Labeled region entries:
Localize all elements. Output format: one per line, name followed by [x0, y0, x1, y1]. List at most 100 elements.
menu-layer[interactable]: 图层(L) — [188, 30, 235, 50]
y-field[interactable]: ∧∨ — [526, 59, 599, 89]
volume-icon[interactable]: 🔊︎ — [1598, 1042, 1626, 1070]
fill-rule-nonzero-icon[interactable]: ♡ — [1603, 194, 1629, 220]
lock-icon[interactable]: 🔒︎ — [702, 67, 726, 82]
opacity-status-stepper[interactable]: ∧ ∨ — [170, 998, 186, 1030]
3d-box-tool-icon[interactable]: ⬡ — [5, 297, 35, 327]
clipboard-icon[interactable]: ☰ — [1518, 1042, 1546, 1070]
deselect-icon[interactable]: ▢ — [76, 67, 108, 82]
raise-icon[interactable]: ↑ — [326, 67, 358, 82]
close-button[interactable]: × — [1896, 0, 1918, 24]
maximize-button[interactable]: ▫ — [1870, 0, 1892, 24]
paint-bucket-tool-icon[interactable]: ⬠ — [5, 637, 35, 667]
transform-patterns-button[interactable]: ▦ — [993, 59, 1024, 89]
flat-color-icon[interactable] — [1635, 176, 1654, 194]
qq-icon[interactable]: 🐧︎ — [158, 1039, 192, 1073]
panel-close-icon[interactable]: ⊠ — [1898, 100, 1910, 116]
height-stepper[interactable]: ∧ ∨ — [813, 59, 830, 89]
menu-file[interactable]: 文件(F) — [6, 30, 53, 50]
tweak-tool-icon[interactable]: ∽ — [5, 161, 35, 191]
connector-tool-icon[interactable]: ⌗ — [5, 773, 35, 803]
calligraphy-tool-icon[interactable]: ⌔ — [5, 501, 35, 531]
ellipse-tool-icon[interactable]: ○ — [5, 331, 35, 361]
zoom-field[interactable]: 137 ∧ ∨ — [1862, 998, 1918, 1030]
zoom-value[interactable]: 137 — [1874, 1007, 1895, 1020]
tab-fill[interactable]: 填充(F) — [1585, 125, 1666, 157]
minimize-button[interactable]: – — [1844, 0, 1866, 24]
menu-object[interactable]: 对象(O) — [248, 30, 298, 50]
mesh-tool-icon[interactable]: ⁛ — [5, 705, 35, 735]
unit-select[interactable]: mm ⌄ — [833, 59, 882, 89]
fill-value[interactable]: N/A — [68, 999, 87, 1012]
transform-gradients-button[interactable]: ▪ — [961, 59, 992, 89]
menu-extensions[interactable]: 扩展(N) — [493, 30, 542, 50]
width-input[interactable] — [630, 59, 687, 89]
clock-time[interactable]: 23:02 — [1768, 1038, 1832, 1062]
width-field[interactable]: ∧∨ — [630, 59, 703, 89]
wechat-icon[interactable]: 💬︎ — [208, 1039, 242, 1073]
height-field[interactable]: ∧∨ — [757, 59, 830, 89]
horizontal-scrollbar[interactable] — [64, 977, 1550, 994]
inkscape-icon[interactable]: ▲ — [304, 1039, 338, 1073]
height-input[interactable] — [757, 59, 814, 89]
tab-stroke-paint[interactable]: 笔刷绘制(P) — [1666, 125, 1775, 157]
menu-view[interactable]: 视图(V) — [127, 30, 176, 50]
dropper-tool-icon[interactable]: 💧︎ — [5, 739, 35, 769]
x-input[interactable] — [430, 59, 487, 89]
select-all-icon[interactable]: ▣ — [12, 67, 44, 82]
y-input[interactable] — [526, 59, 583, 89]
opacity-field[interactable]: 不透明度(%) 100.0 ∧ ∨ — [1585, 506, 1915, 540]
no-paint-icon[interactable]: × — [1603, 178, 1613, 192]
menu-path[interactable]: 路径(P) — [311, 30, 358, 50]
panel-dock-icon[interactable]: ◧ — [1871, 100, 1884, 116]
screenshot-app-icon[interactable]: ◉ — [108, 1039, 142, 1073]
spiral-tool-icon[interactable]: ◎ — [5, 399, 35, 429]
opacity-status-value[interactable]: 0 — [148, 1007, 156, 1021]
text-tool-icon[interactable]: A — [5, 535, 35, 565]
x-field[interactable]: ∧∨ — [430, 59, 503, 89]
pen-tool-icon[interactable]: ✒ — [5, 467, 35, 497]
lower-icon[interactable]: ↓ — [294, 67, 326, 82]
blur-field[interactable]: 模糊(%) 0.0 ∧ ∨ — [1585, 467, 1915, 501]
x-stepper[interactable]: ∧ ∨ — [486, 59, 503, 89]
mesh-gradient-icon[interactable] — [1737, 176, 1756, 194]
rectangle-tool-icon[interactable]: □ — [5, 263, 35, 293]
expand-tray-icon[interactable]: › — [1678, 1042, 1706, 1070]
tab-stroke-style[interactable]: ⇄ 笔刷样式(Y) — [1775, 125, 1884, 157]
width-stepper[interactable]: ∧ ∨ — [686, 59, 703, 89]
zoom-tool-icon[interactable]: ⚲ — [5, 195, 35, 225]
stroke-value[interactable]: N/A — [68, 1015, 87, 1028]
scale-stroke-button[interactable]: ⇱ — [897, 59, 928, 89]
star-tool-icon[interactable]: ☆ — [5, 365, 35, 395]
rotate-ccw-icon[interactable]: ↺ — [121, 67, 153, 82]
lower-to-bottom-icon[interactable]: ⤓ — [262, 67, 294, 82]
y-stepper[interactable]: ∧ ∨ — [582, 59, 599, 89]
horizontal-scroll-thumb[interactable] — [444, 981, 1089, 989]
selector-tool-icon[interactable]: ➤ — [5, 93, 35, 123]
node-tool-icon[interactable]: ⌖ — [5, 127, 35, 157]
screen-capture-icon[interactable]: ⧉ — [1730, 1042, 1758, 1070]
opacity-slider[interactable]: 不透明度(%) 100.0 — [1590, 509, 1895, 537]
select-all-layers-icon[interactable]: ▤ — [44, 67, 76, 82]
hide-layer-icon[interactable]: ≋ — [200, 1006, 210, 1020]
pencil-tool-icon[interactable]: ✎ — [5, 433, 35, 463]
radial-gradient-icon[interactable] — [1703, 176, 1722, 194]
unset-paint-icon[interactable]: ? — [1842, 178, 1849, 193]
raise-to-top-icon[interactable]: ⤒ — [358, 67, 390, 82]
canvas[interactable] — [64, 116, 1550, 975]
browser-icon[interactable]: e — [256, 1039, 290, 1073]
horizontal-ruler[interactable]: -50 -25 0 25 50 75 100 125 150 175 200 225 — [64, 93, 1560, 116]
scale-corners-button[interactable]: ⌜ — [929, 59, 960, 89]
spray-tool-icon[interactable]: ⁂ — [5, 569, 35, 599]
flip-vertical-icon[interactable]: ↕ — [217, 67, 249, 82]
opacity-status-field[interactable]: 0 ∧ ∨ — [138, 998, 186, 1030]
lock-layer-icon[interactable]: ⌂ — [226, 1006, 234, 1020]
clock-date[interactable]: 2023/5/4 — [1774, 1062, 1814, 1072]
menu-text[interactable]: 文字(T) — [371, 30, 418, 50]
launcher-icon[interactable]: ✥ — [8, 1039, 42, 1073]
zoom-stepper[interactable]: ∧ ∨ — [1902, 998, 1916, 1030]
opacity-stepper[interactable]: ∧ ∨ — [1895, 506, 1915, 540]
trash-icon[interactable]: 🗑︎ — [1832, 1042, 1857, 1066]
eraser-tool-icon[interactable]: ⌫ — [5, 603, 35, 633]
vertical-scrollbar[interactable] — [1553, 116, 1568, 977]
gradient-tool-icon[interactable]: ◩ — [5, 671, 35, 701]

### [TASK BRIEF]
Reproduce every entry above verbatim, keeping each line unchanged and in its original order.

### [EXERCISE SOLUTION]
Localize all elements. Output format: one per line, name followed by [x0, y0, x1, y1]. List at most 100 elements.
menu-layer[interactable]: 图层(L) — [188, 30, 235, 50]
y-field[interactable]: ∧∨ — [526, 59, 599, 89]
volume-icon[interactable]: 🔊︎ — [1598, 1042, 1626, 1070]
fill-rule-nonzero-icon[interactable]: ♡ — [1603, 194, 1629, 220]
lock-icon[interactable]: 🔒︎ — [702, 67, 726, 82]
opacity-status-stepper[interactable]: ∧ ∨ — [170, 998, 186, 1030]
3d-box-tool-icon[interactable]: ⬡ — [5, 297, 35, 327]
clipboard-icon[interactable]: ☰ — [1518, 1042, 1546, 1070]
deselect-icon[interactable]: ▢ — [76, 67, 108, 82]
raise-icon[interactable]: ↑ — [326, 67, 358, 82]
close-button[interactable]: × — [1896, 0, 1918, 24]
maximize-button[interactable]: ▫ — [1870, 0, 1892, 24]
paint-bucket-tool-icon[interactable]: ⬠ — [5, 637, 35, 667]
transform-patterns-button[interactable]: ▦ — [993, 59, 1024, 89]
flat-color-icon[interactable] — [1635, 176, 1654, 194]
qq-icon[interactable]: 🐧︎ — [158, 1039, 192, 1073]
panel-close-icon[interactable]: ⊠ — [1898, 100, 1910, 116]
height-stepper[interactable]: ∧ ∨ — [813, 59, 830, 89]
menu-file[interactable]: 文件(F) — [6, 30, 53, 50]
tweak-tool-icon[interactable]: ∽ — [5, 161, 35, 191]
connector-tool-icon[interactable]: ⌗ — [5, 773, 35, 803]
calligraphy-tool-icon[interactable]: ⌔ — [5, 501, 35, 531]
ellipse-tool-icon[interactable]: ○ — [5, 331, 35, 361]
zoom-field[interactable]: 137 ∧ ∨ — [1862, 998, 1918, 1030]
zoom-value[interactable]: 137 — [1874, 1007, 1895, 1020]
tab-fill[interactable]: 填充(F) — [1585, 125, 1666, 157]
minimize-button[interactable]: – — [1844, 0, 1866, 24]
menu-object[interactable]: 对象(O) — [248, 30, 298, 50]
mesh-tool-icon[interactable]: ⁛ — [5, 705, 35, 735]
unit-select[interactable]: mm ⌄ — [833, 59, 882, 89]
fill-value[interactable]: N/A — [68, 999, 87, 1012]
transform-gradients-button[interactable]: ▪ — [961, 59, 992, 89]
menu-extensions[interactable]: 扩展(N) — [493, 30, 542, 50]
width-input[interactable] — [630, 59, 687, 89]
clock-time[interactable]: 23:02 — [1768, 1038, 1832, 1062]
width-field[interactable]: ∧∨ — [630, 59, 703, 89]
wechat-icon[interactable]: 💬︎ — [208, 1039, 242, 1073]
height-field[interactable]: ∧∨ — [757, 59, 830, 89]
horizontal-scrollbar[interactable] — [64, 977, 1550, 994]
inkscape-icon[interactable]: ▲ — [304, 1039, 338, 1073]
height-input[interactable] — [757, 59, 814, 89]
tab-stroke-paint[interactable]: 笔刷绘制(P) — [1666, 125, 1775, 157]
menu-view[interactable]: 视图(V) — [127, 30, 176, 50]
dropper-tool-icon[interactable]: 💧︎ — [5, 739, 35, 769]
x-input[interactable] — [430, 59, 487, 89]
select-all-icon[interactable]: ▣ — [12, 67, 44, 82]
y-input[interactable] — [526, 59, 583, 89]
opacity-field[interactable]: 不透明度(%) 100.0 ∧ ∨ — [1585, 506, 1915, 540]
no-paint-icon[interactable]: × — [1603, 178, 1613, 192]
menu-path[interactable]: 路径(P) — [311, 30, 358, 50]
panel-dock-icon[interactable]: ◧ — [1871, 100, 1884, 116]
screenshot-app-icon[interactable]: ◉ — [108, 1039, 142, 1073]
spiral-tool-icon[interactable]: ◎ — [5, 399, 35, 429]
opacity-status-value[interactable]: 0 — [148, 1007, 156, 1021]
text-tool-icon[interactable]: A — [5, 535, 35, 565]
x-field[interactable]: ∧∨ — [430, 59, 503, 89]
pen-tool-icon[interactable]: ✒ — [5, 467, 35, 497]
lower-icon[interactable]: ↓ — [294, 67, 326, 82]
blur-field[interactable]: 模糊(%) 0.0 ∧ ∨ — [1585, 467, 1915, 501]
x-stepper[interactable]: ∧ ∨ — [486, 59, 503, 89]
mesh-gradient-icon[interactable] — [1737, 176, 1756, 194]
rectangle-tool-icon[interactable]: □ — [5, 263, 35, 293]
expand-tray-icon[interactable]: › — [1678, 1042, 1706, 1070]
tab-stroke-style[interactable]: ⇄ 笔刷样式(Y) — [1775, 125, 1884, 157]
width-stepper[interactable]: ∧ ∨ — [686, 59, 703, 89]
zoom-tool-icon[interactable]: ⚲ — [5, 195, 35, 225]
stroke-value[interactable]: N/A — [68, 1015, 87, 1028]
scale-stroke-button[interactable]: ⇱ — [897, 59, 928, 89]
star-tool-icon[interactable]: ☆ — [5, 365, 35, 395]
rotate-ccw-icon[interactable]: ↺ — [121, 67, 153, 82]
lower-to-bottom-icon[interactable]: ⤓ — [262, 67, 294, 82]
y-stepper[interactable]: ∧ ∨ — [582, 59, 599, 89]
horizontal-scroll-thumb[interactable] — [444, 981, 1089, 989]
selector-tool-icon[interactable]: ➤ — [5, 93, 35, 123]
node-tool-icon[interactable]: ⌖ — [5, 127, 35, 157]
screen-capture-icon[interactable]: ⧉ — [1730, 1042, 1758, 1070]
opacity-slider[interactable]: 不透明度(%) 100.0 — [1590, 509, 1895, 537]
select-all-layers-icon[interactable]: ▤ — [44, 67, 76, 82]
hide-layer-icon[interactable]: ≋ — [200, 1006, 210, 1020]
pencil-tool-icon[interactable]: ✎ — [5, 433, 35, 463]
radial-gradient-icon[interactable] — [1703, 176, 1722, 194]
unset-paint-icon[interactable]: ? — [1842, 178, 1849, 193]
raise-to-top-icon[interactable]: ⤒ — [358, 67, 390, 82]
canvas[interactable] — [64, 116, 1550, 975]
browser-icon[interactable]: e — [256, 1039, 290, 1073]
horizontal-ruler[interactable]: -50 -25 0 25 50 75 100 125 150 175 200 225 — [64, 93, 1560, 116]
scale-corners-button[interactable]: ⌜ — [929, 59, 960, 89]
spray-tool-icon[interactable]: ⁂ — [5, 569, 35, 599]
flip-vertical-icon[interactable]: ↕ — [217, 67, 249, 82]
opacity-status-field[interactable]: 0 ∧ ∨ — [138, 998, 186, 1030]
lock-layer-icon[interactable]: ⌂ — [226, 1006, 234, 1020]
clock-date[interactable]: 2023/5/4 — [1774, 1062, 1814, 1072]
menu-text[interactable]: 文字(T) — [371, 30, 418, 50]
launcher-icon[interactable]: ✥ — [8, 1039, 42, 1073]
zoom-stepper[interactable]: ∧ ∨ — [1902, 998, 1916, 1030]
opacity-stepper[interactable]: ∧ ∨ — [1895, 506, 1915, 540]
trash-icon[interactable]: 🗑︎ — [1832, 1042, 1857, 1066]
eraser-tool-icon[interactable]: ⌫ — [5, 603, 35, 633]
vertical-scrollbar[interactable] — [1553, 116, 1568, 977]
gradient-tool-icon[interactable]: ◩ — [5, 671, 35, 701]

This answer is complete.